▸ **WRITTEN PROBLEM**: Will you print the material below without altering a single character?

^^^^

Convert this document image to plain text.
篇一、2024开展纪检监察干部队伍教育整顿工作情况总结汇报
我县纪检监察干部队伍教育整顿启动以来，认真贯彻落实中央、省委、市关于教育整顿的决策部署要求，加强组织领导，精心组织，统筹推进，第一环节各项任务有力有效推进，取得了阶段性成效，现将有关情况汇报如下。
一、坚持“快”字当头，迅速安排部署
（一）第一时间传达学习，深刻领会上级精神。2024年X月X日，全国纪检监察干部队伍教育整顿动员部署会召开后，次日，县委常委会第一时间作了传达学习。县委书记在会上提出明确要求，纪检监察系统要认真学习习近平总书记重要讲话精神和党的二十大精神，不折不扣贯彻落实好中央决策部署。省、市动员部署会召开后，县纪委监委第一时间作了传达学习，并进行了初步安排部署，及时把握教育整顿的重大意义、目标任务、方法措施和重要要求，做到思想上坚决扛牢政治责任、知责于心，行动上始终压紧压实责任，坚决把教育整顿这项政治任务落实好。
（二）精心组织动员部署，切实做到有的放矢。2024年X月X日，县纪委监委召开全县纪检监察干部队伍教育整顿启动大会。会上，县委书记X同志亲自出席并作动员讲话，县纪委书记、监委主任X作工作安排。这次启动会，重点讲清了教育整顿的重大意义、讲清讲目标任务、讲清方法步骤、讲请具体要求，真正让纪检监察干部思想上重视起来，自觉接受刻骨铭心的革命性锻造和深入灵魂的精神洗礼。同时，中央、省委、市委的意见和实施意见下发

^^^^

▸ **ANSWER IN FULL**:
Convert this document image to plain text.
篇一、2024开展纪检监察干部队伍教育整顿工作情况总结汇报
我县纪检监察干部队伍教育整顿启动以来，认真贯彻落实中央、省委、市关于教育整顿的决策部署要求，加强组织领导，精心组织，统筹推进，第一环节各项任务有力有效推进，取得了阶段性成效，现将有关情况汇报如下。
一、坚持“快”字当头，迅速安排部署
（一）第一时间传达学习，深刻领会上级精神。2024年X月X日，全国纪检监察干部队伍教育整顿动员部署会召开后，次日，县委常委会第一时间作了传达学习。县委书记在会上提出明确要求，纪检监察系统要认真学习习近平总书记重要讲话精神和党的二十大精神，不折不扣贯彻落实好中央决策部署。省、市动员部署会召开后，县纪委监委第一时间作了传达学习，并进行了初步安排部署，及时把握教育整顿的重大意义、目标任务、方法措施和重要要求，做到思想上坚决扛牢政治责任、知责于心，行动上始终压紧压实责任，坚决把教育整顿这项政治任务落实好。
（二）精心组织动员部署，切实做到有的放矢。2024年X月X日，县纪委监委召开全县纪检监察干部队伍教育整顿启动大会。会上，县委书记X同志亲自出席并作动员讲话，县纪委书记、监委主任X作工作安排。这次启动会，重点讲清了教育整顿的重大意义、讲清讲目标任务、讲清方法步骤、讲请具体要求，真正让纪检监察干部思想上重视起来，自觉接受刻骨铭心的革命性锻造和深入灵魂的精神洗礼。同时，中央、省委、市委的意见和实施意见下发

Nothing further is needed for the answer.